# Pygmy or nigerians?



## nanny4 (Mar 19, 2014)

Help goat pros! I'm new to goats actually these are our first, we bought these doelings as nigerians but have had friends tell us they look more Pygmy? I've looked up all the info on differences but in all the pictures they still seem so similar, Was hoping a more trained eye could tell me what they think? Either way we love them so they're keepers


----------



## liz (Oct 5, 2007)

Are they registerable as Nigerians?
The doeling on the bottom looks to have a medium carmel pattern of a Pygmy and the first has the classic Dark grey Agouti pattern BUT I have had registered purebred Nigerians born with that same pattern/color.
If they aren't registered you can assume that they are likely a cross of pygmy/nigerian.... or as I like to call mine "Pygerians"


----------



## KW Farms (Jun 21, 2008)

These guys look more pygmy than nigerian.


----------



## fishin816 (Mar 4, 2011)

Those cuties are most definetly pygmies. I really see no nigie in them at all. 


Sent from my iPad using Goat Forum


----------



## happybleats (Sep 12, 2010)

here is a great web link to show the difference in the breed : ) 
http://calicopatchfarmblog.blogspot.com/2011/03/pygmy-goats-vs-nigerian-dwarf-goats.html


----------



## nanny4 (Mar 19, 2014)

# Supplied data
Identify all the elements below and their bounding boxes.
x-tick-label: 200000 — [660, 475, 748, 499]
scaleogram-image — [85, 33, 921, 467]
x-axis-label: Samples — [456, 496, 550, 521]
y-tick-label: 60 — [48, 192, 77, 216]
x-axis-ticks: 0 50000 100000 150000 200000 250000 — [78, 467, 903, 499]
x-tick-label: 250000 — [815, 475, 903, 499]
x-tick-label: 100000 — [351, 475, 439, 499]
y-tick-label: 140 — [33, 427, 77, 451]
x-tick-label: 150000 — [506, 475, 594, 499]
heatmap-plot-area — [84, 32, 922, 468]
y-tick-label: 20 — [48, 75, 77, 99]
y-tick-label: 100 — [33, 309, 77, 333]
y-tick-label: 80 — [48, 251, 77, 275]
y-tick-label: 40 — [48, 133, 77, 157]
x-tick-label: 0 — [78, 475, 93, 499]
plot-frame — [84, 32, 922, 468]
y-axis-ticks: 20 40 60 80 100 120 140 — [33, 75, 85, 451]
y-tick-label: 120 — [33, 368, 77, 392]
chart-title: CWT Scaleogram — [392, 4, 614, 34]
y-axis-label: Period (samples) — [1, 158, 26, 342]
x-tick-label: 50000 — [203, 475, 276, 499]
---
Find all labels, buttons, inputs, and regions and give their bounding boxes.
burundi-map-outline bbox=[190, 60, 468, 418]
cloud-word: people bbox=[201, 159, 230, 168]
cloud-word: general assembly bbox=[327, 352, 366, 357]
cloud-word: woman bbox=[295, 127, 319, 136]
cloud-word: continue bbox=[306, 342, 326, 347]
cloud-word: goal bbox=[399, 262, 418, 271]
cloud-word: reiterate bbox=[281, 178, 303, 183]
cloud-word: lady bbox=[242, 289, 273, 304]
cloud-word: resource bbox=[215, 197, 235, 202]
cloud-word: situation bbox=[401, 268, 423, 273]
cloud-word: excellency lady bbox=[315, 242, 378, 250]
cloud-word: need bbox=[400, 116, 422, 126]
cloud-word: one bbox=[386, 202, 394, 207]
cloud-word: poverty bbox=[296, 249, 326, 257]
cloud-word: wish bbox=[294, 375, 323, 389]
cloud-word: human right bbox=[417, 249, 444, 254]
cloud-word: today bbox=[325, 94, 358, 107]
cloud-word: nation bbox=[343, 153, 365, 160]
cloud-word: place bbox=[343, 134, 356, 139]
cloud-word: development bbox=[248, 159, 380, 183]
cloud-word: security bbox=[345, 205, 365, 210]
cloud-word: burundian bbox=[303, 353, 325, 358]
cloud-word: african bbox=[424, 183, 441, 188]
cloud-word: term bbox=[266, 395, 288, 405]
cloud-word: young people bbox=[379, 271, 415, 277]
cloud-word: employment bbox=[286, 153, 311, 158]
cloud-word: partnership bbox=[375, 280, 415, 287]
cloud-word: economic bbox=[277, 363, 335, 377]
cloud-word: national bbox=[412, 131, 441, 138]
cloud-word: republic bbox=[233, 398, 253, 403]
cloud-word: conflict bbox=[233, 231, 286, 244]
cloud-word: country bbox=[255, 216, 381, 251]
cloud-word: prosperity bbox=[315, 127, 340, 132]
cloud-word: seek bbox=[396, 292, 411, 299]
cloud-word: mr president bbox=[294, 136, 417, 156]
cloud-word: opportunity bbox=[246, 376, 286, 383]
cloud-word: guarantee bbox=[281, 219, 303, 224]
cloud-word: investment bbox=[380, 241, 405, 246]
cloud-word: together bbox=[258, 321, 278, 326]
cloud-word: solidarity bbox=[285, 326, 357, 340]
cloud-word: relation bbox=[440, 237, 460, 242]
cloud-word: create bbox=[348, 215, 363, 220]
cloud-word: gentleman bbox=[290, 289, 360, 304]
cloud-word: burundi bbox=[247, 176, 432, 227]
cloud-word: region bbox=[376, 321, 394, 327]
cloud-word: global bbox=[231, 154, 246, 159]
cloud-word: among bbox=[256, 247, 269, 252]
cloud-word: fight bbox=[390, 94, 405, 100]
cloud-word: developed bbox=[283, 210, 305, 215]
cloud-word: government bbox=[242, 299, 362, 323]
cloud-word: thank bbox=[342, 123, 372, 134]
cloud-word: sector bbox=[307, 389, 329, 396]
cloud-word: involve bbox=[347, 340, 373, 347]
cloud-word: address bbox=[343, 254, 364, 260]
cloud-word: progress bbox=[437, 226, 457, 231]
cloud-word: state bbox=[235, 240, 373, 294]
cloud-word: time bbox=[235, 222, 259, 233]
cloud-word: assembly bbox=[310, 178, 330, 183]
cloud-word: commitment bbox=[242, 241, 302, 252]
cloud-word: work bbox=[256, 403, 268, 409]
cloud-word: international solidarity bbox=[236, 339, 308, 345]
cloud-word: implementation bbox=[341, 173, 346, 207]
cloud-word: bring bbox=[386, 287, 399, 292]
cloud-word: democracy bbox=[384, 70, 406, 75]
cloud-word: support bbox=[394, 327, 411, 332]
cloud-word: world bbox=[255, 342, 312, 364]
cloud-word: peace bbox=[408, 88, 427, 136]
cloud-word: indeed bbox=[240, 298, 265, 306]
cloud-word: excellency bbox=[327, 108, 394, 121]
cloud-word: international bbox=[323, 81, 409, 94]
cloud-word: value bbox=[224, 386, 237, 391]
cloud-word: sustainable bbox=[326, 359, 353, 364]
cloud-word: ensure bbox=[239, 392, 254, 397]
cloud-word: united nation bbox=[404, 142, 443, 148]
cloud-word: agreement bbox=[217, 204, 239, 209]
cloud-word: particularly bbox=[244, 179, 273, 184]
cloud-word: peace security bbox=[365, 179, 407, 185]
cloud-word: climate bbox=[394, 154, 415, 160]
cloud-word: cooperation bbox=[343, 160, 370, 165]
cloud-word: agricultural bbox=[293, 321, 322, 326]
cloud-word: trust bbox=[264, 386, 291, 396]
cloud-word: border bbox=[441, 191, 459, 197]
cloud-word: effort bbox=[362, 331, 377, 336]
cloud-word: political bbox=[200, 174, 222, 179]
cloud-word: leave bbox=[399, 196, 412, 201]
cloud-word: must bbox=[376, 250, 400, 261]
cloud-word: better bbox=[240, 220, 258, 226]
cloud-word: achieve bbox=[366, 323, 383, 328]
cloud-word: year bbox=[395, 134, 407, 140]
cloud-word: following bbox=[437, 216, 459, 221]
==
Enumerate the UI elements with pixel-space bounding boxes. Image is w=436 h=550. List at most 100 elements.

# Short task 1
In the goat forum thread, what name does liz use for her pygmy/nigerian crosses?
# Short task 2
According to the goat forum thread, why does liz not take the first doeling's dark grey agouti pattern as proof that it is a Pygmy?
# Short task 3
Revise the goat forum thread from "Help goat pros!" through "(Oct 5, 2007)", putting "young does" in place of "doelings".

# Full response 1
"Pygerians"

# Full response 2
She has had registered purebred Nigerians born with that same pattern and color, so the pattern alone does not settle the breed.

# Full response 3
Help goat pros! I'm new to goats actually these are our first, we bought these young does as nigerians but have had friends tell us they look more Pygmy? I've looked up all the info on differences but in all the pictures they still seem so similar, Was hoping a more trained eye could tell me what they think? Either way we love them so they're keepers


----------



## liz (Oct 5, 2007)